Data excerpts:
**********

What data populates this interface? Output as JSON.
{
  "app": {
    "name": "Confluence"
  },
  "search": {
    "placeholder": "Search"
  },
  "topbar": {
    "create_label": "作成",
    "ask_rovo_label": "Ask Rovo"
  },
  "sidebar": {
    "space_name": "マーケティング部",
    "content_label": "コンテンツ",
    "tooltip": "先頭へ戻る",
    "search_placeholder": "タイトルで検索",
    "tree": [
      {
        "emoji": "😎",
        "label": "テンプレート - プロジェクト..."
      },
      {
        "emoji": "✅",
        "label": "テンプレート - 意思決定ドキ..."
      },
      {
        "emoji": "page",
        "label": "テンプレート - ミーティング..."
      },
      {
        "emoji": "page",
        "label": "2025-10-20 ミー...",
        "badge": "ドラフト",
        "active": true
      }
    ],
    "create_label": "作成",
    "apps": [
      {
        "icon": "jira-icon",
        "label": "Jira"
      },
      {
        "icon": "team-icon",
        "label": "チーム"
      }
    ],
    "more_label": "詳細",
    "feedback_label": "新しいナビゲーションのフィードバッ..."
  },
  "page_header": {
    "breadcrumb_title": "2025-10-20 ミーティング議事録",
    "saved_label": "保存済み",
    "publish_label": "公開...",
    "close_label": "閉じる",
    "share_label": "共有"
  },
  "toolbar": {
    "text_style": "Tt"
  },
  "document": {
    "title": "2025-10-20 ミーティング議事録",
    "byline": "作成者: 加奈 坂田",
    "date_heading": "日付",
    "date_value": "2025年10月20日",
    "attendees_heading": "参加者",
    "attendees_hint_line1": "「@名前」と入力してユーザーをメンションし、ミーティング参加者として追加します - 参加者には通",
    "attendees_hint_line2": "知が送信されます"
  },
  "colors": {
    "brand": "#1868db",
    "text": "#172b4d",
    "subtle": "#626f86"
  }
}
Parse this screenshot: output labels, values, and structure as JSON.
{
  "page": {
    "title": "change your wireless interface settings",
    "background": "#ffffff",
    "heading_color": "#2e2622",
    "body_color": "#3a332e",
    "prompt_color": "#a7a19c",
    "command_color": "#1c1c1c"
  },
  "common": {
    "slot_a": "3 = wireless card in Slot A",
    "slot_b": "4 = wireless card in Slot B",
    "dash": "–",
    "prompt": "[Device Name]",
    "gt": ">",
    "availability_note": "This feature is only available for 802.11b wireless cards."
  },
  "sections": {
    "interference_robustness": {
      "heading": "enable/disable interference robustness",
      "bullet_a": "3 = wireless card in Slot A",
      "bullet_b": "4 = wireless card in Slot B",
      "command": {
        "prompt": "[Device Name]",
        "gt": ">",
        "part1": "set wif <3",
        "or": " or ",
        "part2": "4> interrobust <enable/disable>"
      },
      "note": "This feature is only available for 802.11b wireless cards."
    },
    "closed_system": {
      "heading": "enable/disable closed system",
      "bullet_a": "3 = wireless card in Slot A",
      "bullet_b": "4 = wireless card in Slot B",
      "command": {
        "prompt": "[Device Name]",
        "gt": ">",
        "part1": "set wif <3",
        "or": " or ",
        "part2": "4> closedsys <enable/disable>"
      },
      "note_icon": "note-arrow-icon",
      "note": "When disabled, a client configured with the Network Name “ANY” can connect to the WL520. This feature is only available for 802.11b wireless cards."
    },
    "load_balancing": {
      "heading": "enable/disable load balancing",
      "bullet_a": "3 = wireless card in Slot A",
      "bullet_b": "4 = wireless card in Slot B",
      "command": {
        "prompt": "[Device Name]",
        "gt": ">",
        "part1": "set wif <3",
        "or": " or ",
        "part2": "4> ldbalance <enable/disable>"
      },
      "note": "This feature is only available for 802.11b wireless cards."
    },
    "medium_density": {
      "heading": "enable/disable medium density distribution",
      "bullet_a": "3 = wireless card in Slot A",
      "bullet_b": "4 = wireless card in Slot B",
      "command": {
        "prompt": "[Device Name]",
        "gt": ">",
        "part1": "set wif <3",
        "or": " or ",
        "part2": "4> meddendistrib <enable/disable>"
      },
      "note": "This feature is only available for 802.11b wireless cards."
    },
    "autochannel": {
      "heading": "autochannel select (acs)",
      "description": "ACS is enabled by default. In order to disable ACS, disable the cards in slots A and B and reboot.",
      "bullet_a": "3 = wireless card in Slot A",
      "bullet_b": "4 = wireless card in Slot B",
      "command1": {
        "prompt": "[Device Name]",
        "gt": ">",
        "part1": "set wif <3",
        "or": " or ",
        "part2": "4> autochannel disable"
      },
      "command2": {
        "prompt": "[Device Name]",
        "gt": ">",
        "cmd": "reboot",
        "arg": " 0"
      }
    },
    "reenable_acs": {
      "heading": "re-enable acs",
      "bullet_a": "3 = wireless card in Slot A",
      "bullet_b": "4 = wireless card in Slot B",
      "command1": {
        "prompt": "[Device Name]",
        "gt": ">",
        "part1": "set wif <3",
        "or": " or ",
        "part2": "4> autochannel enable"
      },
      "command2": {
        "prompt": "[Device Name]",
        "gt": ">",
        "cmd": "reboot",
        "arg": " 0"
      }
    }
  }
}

**********

Repeat the material above exactly.

What data populates this interface? Output as JSON.
{
  "app": {
    "name": "Confluence"
  },
  "search": {
    "placeholder": "Search"
  },
  "topbar": {
    "create_label": "作成",
    "ask_rovo_label": "Ask Rovo"
  },
  "sidebar": {
    "space_name": "マーケティング部",
    "content_label": "コンテンツ",
    "tooltip": "先頭へ戻る",
    "search_placeholder": "タイトルで検索",
    "tree": [
      {
        "emoji": "😎",
        "label": "テンプレート - プロジェクト..."
      },
      {
        "emoji": "✅",
        "label": "テンプレート - 意思決定ドキ..."
      },
      {
        "emoji": "page",
        "label": "テンプレート - ミーティング..."
      },
      {
        "emoji": "page",
        "label": "2025-10-20 ミー...",
        "badge": "ドラフト",
        "active": true
      }
    ],
    "create_label": "作成",
    "apps": [
      {
        "icon": "jira-icon",
        "label": "Jira"
      },
      {
        "icon": "team-icon",
        "label": "チーム"
      }
    ],
    "more_label": "詳細",
    "feedback_label": "新しいナビゲーションのフィードバッ..."
  },
  "page_header": {
    "breadcrumb_title": "2025-10-20 ミーティング議事録",
    "saved_label": "保存済み",
    "publish_label": "公開...",
    "close_label": "閉じる",
    "share_label": "共有"
  },
  "toolbar": {
    "text_style": "Tt"
  },
  "document": {
    "title": "2025-10-20 ミーティング議事録",
    "byline": "作成者: 加奈 坂田",
    "date_heading": "日付",
    "date_value": "2025年10月20日",
    "attendees_heading": "参加者",
    "attendees_hint_line1": "「@名前」と入力してユーザーをメンションし、ミーティング参加者として追加します - 参加者には通",
    "attendees_hint_line2": "知が送信されます"
  },
  "colors": {
    "brand": "#1868db",
    "text": "#172b4d",
    "subtle": "#626f86"
  }
}
Parse this screenshot: output labels, values, and structure as JSON.
{
  "page": {
    "title": "change your wireless interface settings",
    "background": "#ffffff",
    "heading_color": "#2e2622",
    "body_color": "#3a332e",
    "prompt_color": "#a7a19c",
    "command_color": "#1c1c1c"
  },
  "common": {
    "slot_a": "3 = wireless card in Slot A",
    "slot_b": "4 = wireless card in Slot B",
    "dash": "–",
    "prompt": "[Device Name]",
    "gt": ">",
    "availability_note": "This feature is only available for 802.11b wireless cards."
  },
  "sections": {
    "interference_robustness": {
      "heading": "enable/disable interference robustness",
      "bullet_a": "3 = wireless card in Slot A",
      "bullet_b": "4 = wireless card in Slot B",
      "command": {
        "prompt": "[Device Name]",
        "gt": ">",
        "part1": "set wif <3",
        "or": " or ",
        "part2": "4> interrobust <enable/disable>"
      },
      "note": "This feature is only available for 802.11b wireless cards."
    },
    "closed_system": {
      "heading": "enable/disable closed system",
      "bullet_a": "3 = wireless card in Slot A",
      "bullet_b": "4 = wireless card in Slot B",
      "command": {
        "prompt": "[Device Name]",
        "gt": ">",
        "part1": "set wif <3",
        "or": " or ",
        "part2": "4> closedsys <enable/disable>"
      },
      "note_icon": "note-arrow-icon",
      "note": "When disabled, a client configured with the Network Name “ANY” can connect to the WL520. This feature is only available for 802.11b wireless cards."
    },
    "load_balancing": {
      "heading": "enable/disable load balancing",
      "bullet_a": "3 = wireless card in Slot A",
      "bullet_b": "4 = wireless card in Slot B",
      "command": {
        "prompt": "[Device Name]",
        "gt": ">",
        "part1": "set wif <3",
        "or": " or ",
        "part2": "4> ldbalance <enable/disable>"
      },
      "note": "This feature is only available for 802.11b wireless cards."
    },
    "medium_density": {
      "heading": "enable/disable medium density distribution",
      "bullet_a": "3 = wireless card in Slot A",
      "bullet_b": "4 = wireless card in Slot B",
      "command": {
        "prompt": "[Device Name]",
        "gt": ">",
        "part1": "set wif <3",
        "or": " or ",
        "part2": "4> meddendistrib <enable/disable>"
      },
      "note": "This feature is only available for 802.11b wireless cards."
    },
    "autochannel": {
      "heading": "autochannel select (acs)",
      "description": "ACS is enabled by default. In order to disable ACS, disable the cards in slots A and B and reboot.",
      "bullet_a": "3 = wireless card in Slot A",
      "bullet_b": "4 = wireless card in Slot B",
      "command1": {
        "prompt": "[Device Name]",
        "gt": ">",
        "part1": "set wif <3",
        "or": " or ",
        "part2": "4> autochannel disable"
      },
      "command2": {
        "prompt": "[Device Name]",
        "gt": ">",
        "cmd": "reboot",
        "arg": " 0"
      }
    },
    "reenable_acs": {
      "heading": "re-enable acs",
      "bullet_a": "3 = wireless card in Slot A",
      "bullet_b": "4 = wireless card in Slot B",
      "command1": {
        "prompt": "[Device Name]",
        "gt": ">",
        "part1": "set wif <3",
        "or": " or ",
        "part2": "4> autochannel enable"
      },
      "command2": {
        "prompt": "[Device Name]",
        "gt": ">",
        "cmd": "reboot",
        "arg": " 0"
      }
    }
  }
}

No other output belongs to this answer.